Text section:

It was a historic day in London, with a number of world records being broken.

Ireland's Orla Barry celebrates her third place finish in the women's discus throw F57/58 at the Olympic Stadium.
Ireland's Orla Barry celebrates her third place finish in the women's discus throw F57/58 at the Olympic Stadium.

WHAT IS THERE left to say about Team Ireland’s performance?

Orla Barry and Helen Kearney continued the country’s astonishing success on Day Six of the Paralympics.

And these Games, in general, have been pretty extraordinary, with more world records than ever set to be broken.

Read on for more details on what has been another incredible day in London.

What we learned today

  • Natalie du Toit is a Paralympics legend

Natalie du Toit claimed her 12th Paralympic swimming gold at the London 2012 Games as China’s Xu Qing said a lucky shark tattoo had helped him break another world record in the pool.

Du Toit won the women’s 400m S9 freestyle at the Aquatics Centre, the 28-year-old South African taking her 12th career gold in a time of 4:30.18.

She was one of several stars who successfully defended their Beijing 2008 golds on a busy night in the pool, including Xu, Mirjam de Koning-Peper of the Netherlands, Britain’s Heather Frederiksen and Konstantin Lisenkov of Russia.

  • The standard at these Games is higher than ever
The London Paralympics were on course to break an unprecedented number of world records as the Games hit half-way.

The IPC said the athletes at the 2012 edition were on course to break more world records than the 279 achieved in Beijing four years ago.

In the first half of the Games to Tuesday, 137 new world records were set, with a further 81 new Paralympic bests.

Some 197 medals had been won by athletes from 63 countries, in the 228 completed medal events of the 503 at the Games, with China well ahead of Great Britain, Russia and Ukraine at the top of the table.

  • Irish equestrian sport is in rude health

Helen Kearney’s win today represented the icing on the cake in what has been a fine year for the sport, owing to the medals won at the Paralympics coupled with Cian O’Connor’s triumph at the Olympics.

Hats off to all the athletes, trainers and anyone associated with the sport for the hard work they’ve evidently put in in recent months.

  • Oscar Pistorius is a lucky boy

The International Paralympic Committee (IPC) said South African sprint star Pistorius would face no action for his trackside comments about the running blades of Brazil’s Alan Oliveira, who handed him a shock defeat on Sunday.

A new friend we met today: Rim Ju-Song

Reclusive North Korea meanwhile made its maiden appearance at the Paralympics but 16-year-old swimmer Rim Ju-Song trailed in last in his S6 50m freestyle swimming heat.

“I’m very honoured to be the first Paralympian. I’m encouraged that many people cheered for me,” said the wild card.

Headline of the day

Kearney completes hat-trick

The Irish rider overcame stiff competition, including the challenge of her international colleague Geraldine Savage (who ended up coming fifth), to secure a bronze – her third medal of the Games thus far.

Other news from Team Ireland

It was also a good day for Team Ireland in sailing. Following their tenth place finish yesterday, the trio of John Twomey, Anthony Hegarty and Ian Costelloe finished in an impressive second place today, and are now ninth overall.

Listed records:
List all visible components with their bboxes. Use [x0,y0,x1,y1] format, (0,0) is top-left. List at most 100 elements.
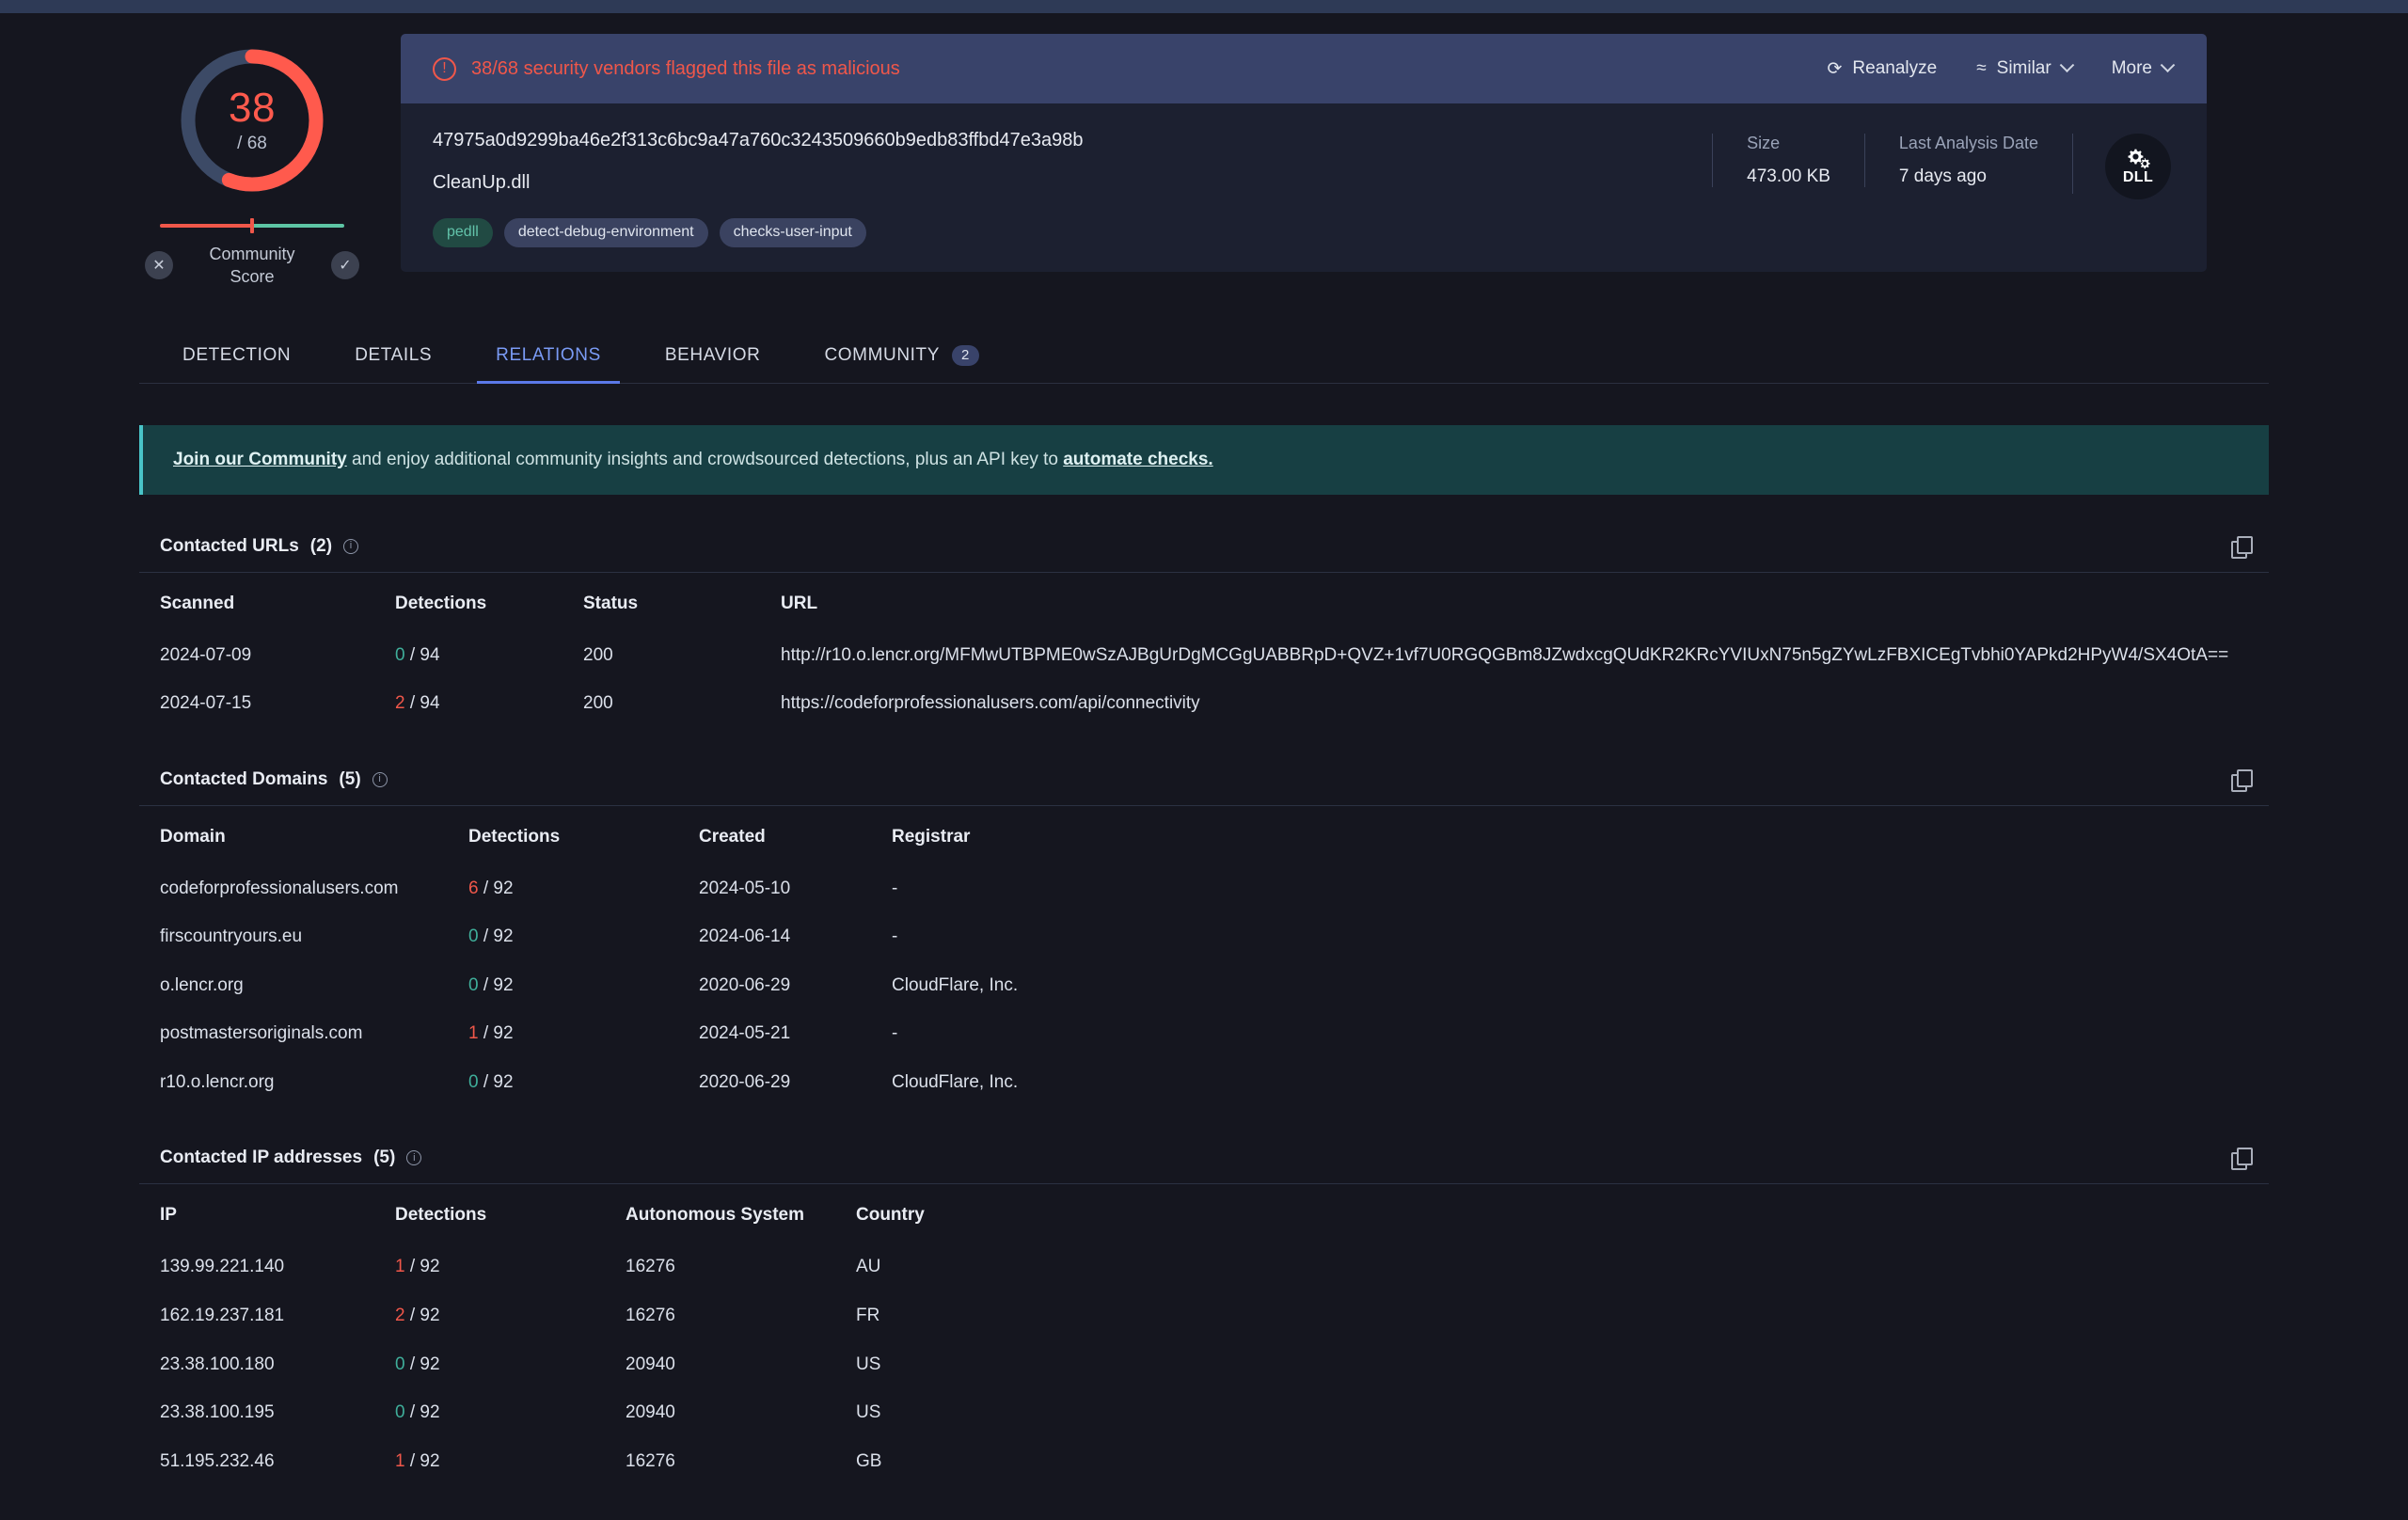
domain-created: 2024-05-10 [699,878,791,898]
malicious-alert-bar: ! 38/68 security vendors flagged this fi… [401,34,2207,103]
waves-icon: ≈ [1976,58,1987,78]
tab-relations[interactable]: RELATIONS [464,332,633,384]
domain-detections: 0 / 92 [448,912,678,961]
detection-total: / 92 [409,1257,440,1277]
contacted-ips-count: (5) [373,1148,396,1168]
detection-total: / 94 [409,693,440,714]
url-value[interactable]: https://codeforprofessionalusers.com/api… [760,679,2269,728]
table-row[interactable]: firscountryours.eu 0 / 92 2024-06-14 - [139,912,2269,961]
ip-asn: 20940 [626,1354,675,1374]
notice-middle-text: and enjoy additional community insights … [346,449,1064,469]
copy-icon[interactable] [2231,768,2253,792]
ip-value[interactable]: 139.99.221.140 [139,1243,374,1291]
reanalyze-button[interactable]: ⟳ Reanalyze [1828,58,1938,80]
section-contacted-domains: Contacted Domains (5) i Domain Detection… [139,754,2269,1107]
table-row[interactable]: 139.99.221.140 1 / 92 16276 AU [139,1243,2269,1291]
detection-total: / 92 [483,1071,514,1092]
page-root: 38 / 68 ✕ Community Score ✓ ! 38/68 secu… [0,13,2408,1485]
tag-checks-user-input[interactable]: checks-user-input [719,218,866,247]
table-row[interactable]: postmastersoriginals.com 1 / 92 2024-05-21… [139,1009,2269,1058]
detection-total: / 92 [409,1354,440,1374]
domain-detections: 6 / 92 [448,864,678,913]
table-header-row: IP Detections Autonomous System Country [139,1184,2269,1243]
detection-hits: 2 [395,1305,405,1325]
domain-value[interactable]: firscountryours.eu [139,912,448,961]
info-icon[interactable]: i [372,771,388,787]
file-size-cell: Size 473.00 KB [1712,134,1864,187]
domain-created: 2024-06-14 [699,926,791,947]
info-icon[interactable]: i [343,538,359,554]
domain-value[interactable]: o.lencr.org [139,961,448,1010]
table-row[interactable]: 2024-07-09 0 / 94 200 http://r10.o.lencr… [139,631,2269,680]
more-label: More [2111,58,2152,78]
table-row[interactable]: 51.195.232.46 1 / 92 16276 GB [139,1437,2269,1486]
ip-country: AU [856,1257,881,1277]
ip-value[interactable]: 51.195.232.46 [139,1437,374,1486]
file-metadata: Size 473.00 KB Last Analysis Date 7 days… [1712,130,2175,199]
domain-value[interactable]: codeforprofessionalusers.com [139,864,448,913]
col-country: Country [856,1205,925,1226]
ip-value[interactable]: 23.38.100.180 [139,1340,374,1389]
ip-detections: 1 / 92 [374,1243,605,1291]
ip-value[interactable]: 23.38.100.195 [139,1388,374,1437]
info-icon[interactable]: i [406,1150,422,1166]
tag-pedll[interactable]: pedll [433,218,493,247]
automate-checks-link[interactable]: automate checks. [1063,450,1212,469]
copy-icon[interactable] [2231,1148,2253,1171]
contacted-urls-header: Contacted URLs (2) i [139,521,2269,573]
ip-detections: 0 / 92 [374,1388,605,1437]
table-row[interactable]: 23.38.100.195 0 / 92 20940 US [139,1388,2269,1437]
contacted-urls-table: Scanned Detections Status URL 2024-07-09… [139,573,2269,728]
domain-value[interactable]: postmastersoriginals.com [139,1009,448,1058]
file-size-value: 473.00 KB [1747,166,1830,186]
table-header-row: Domain Detections Created Registrar [139,806,2269,864]
tag-detect-debug-environment[interactable]: detect-debug-environment [503,218,708,247]
section-contacted-ips: Contacted IP addresses (5) i IP Detectio… [139,1132,2269,1485]
copy-icon[interactable] [2231,535,2253,559]
detection-hits: 0 [395,1354,405,1374]
tab-detection-label: DETECTION [182,344,292,365]
detection-total: / 92 [483,1023,514,1044]
url-value[interactable]: http://r10.o.lencr.org/MFMwUTBPME0wSzAJB… [760,631,2269,680]
tab-community[interactable]: COMMUNITY 2 [792,332,1011,383]
community-score-row: ✕ Community Score ✓ [145,243,359,289]
table-row[interactable]: 2024-07-15 2 / 94 200 https://codeforpro… [139,679,2269,728]
contacted-domains-table: Domain Detections Created Registrar code… [139,806,2269,1107]
last-analysis-label: Last Analysis Date [1898,134,2038,152]
similar-button[interactable]: ≈ Similar [1976,56,2074,79]
table-row[interactable]: 162.19.237.181 2 / 92 16276 FR [139,1291,2269,1340]
col-detections: Detections [468,826,561,847]
vote-down-button[interactable]: ✕ [145,251,173,280]
url-status: 200 [583,644,613,665]
refresh-icon: ⟳ [1827,58,1843,79]
meta-divider [2072,134,2073,194]
tab-details-label: DETAILS [355,344,433,365]
table-row[interactable]: r10.o.lencr.org 0 / 92 2020-06-29 CloudFlar… [139,1058,2269,1107]
url-status: 200 [583,693,613,714]
ip-value[interactable]: 162.19.237.181 [139,1291,374,1340]
tab-detection[interactable]: DETECTION [150,332,323,383]
vote-up-button[interactable]: ✓ [331,251,359,280]
tab-behavior[interactable]: BEHAVIOR [633,332,793,383]
col-status: Status [583,593,639,613]
tab-community-badge: 2 [952,344,979,366]
table-row[interactable]: codeforprofessionalusers.com 6 / 92 2024-0… [139,864,2269,913]
join-community-link[interactable]: Join our Community [173,450,347,469]
alert-actions: ⟳ Reanalyze ≈ Similar More [1828,56,2176,80]
col-detections: Detections [395,593,487,613]
gears-icon [2128,149,2150,168]
tab-details[interactable]: DETAILS [323,332,464,383]
reanalyze-label: Reanalyze [1852,58,1938,78]
detection-hits: 0 [468,974,479,995]
domain-registrar: - [892,926,898,947]
table-row[interactable]: o.lencr.org 0 / 92 2020-06-29 CloudFlare, I… [139,961,2269,1010]
more-button[interactable]: More [2111,56,2176,79]
main-tabs: DETECTION DETAILS RELATIONS BEHAVIOR COM… [139,332,2269,384]
domain-value[interactable]: r10.o.lencr.org [139,1058,448,1107]
table-row[interactable]: 23.38.100.180 0 / 92 20940 US [139,1340,2269,1389]
contacted-urls-title: Contacted URLs [160,535,299,556]
section-contacted-urls: Contacted URLs (2) i Scanned Detections … [139,521,2269,728]
col-registrar: Registrar [892,826,971,847]
community-score-slider[interactable] [160,218,344,233]
detection-total: / 92 [483,974,514,995]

Given problem A:
Rewrite the paragraph of the Paralympics report that begins "It was also a good day for Team Ireland in sailing" as a short bulleted list, keeping its main facts.
Given problem B:
Answer these from the Paralympics report, one per line:
(i) What time did Natalie du Toit record in winning the women's 400m S9 freestyle?
(ii) How many world records were achieved in Beijing four years earlier?
(iii) In what place did Geraldine Savage finish?
The records have no role in this work.

Written answer A:
- Team Ireland also had a good day in sailing.
- John Twomey, Anthony Hegarty and Ian Costelloe finished tenth yesterday.
- Today the trio finished second.
- They are now ninth overall.

Written answer B:
(i) 4:30.18
(ii) 279
(iii) Fifth